Every entry must be given again exactly.

········

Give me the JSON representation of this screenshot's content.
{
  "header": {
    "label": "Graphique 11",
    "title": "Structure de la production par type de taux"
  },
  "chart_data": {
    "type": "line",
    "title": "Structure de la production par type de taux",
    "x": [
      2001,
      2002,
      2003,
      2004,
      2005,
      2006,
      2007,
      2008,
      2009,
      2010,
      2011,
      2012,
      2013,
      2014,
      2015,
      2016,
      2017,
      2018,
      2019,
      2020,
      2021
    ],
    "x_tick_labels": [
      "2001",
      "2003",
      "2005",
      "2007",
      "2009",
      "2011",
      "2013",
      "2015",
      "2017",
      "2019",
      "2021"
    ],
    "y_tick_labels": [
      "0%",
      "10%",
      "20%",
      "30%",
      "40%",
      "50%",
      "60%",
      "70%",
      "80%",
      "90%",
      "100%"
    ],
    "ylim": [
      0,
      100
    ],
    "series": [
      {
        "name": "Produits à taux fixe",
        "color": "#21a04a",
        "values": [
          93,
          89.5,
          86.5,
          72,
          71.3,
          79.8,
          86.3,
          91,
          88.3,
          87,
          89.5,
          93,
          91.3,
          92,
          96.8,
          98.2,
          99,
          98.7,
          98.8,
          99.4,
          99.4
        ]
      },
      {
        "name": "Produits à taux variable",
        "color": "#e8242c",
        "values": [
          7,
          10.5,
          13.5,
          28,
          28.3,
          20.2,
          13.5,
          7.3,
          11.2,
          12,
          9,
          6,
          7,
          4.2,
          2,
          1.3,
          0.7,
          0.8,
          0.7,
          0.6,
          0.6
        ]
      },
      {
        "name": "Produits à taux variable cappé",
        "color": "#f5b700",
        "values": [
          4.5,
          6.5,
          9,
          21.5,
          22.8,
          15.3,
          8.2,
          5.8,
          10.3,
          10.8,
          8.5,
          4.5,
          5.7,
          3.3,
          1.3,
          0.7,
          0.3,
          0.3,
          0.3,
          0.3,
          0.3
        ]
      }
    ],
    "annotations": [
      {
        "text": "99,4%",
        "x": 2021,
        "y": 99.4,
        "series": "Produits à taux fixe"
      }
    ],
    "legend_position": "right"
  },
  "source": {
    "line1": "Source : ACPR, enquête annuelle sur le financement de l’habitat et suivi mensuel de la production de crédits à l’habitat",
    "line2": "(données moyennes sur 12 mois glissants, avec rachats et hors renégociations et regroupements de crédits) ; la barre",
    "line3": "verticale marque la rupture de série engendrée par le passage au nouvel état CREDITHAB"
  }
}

········

> **Problem solution**:
Give me the JSON representation of this screenshot's content.
{
  "header": {
    "label": "Graphique 11",
    "title": "Structure de la production par type de taux"
  },
  "chart_data": {
    "type": "line",
    "title": "Structure de la production par type de taux",
    "x": [
      2001,
      2002,
      2003,
      2004,
      2005,
      2006,
      2007,
      2008,
      2009,
      2010,
      2011,
      2012,
      2013,
      2014,
      2015,
      2016,
      2017,
      2018,
      2019,
      2020,
      2021
    ],
    "x_tick_labels": [
      "2001",
      "2003",
      "2005",
      "2007",
      "2009",
      "2011",
      "2013",
      "2015",
      "2017",
      "2019",
      "2021"
    ],
    "y_tick_labels": [
      "0%",
      "10%",
      "20%",
      "30%",
      "40%",
      "50%",
      "60%",
      "70%",
      "80%",
      "90%",
      "100%"
    ],
    "ylim": [
      0,
      100
    ],
    "series": [
      {
        "name": "Produits à taux fixe",
        "color": "#21a04a",
        "values": [
          93,
          89.5,
          86.5,
          72,
          71.3,
          79.8,
          86.3,
          91,
          88.3,
          87,
          89.5,
          93,
          91.3,
          92,
          96.8,
          98.2,
          99,
          98.7,
          98.8,
          99.4,
          99.4
        ]
      },
      {
        "name": "Produits à taux variable",
        "color": "#e8242c",
        "values": [
          7,
          10.5,
          13.5,
          28,
          28.3,
          20.2,
          13.5,
          7.3,
          11.2,
          12,
          9,
          6,
          7,
          4.2,
          2,
          1.3,
          0.7,
          0.8,
          0.7,
          0.6,
          0.6
        ]
      },
      {
        "name": "Produits à taux variable cappé",
        "color": "#f5b700",
        "values": [
          4.5,
          6.5,
          9,
          21.5,
          22.8,
          15.3,
          8.2,
          5.8,
          10.3,
          10.8,
          8.5,
          4.5,
          5.7,
          3.3,
          1.3,
          0.7,
          0.3,
          0.3,
          0.3,
          0.3,
          0.3
        ]
      }
    ],
    "annotations": [
      {
        "text": "99,4%",
        "x": 2021,
        "y": 99.4,
        "series": "Produits à taux fixe"
      }
    ],
    "legend_position": "right"
  },
  "source": {
    "line1": "Source : ACPR, enquête annuelle sur le financement de l’habitat et suivi mensuel de la production de crédits à l’habitat",
    "line2": "(données moyennes sur 12 mois glissants, avec rachats et hors renégociations et regroupements de crédits) ; la barre",
    "line3": "verticale marque la rupture de série engendrée par le passage au nouvel état CREDITHAB"
  }
}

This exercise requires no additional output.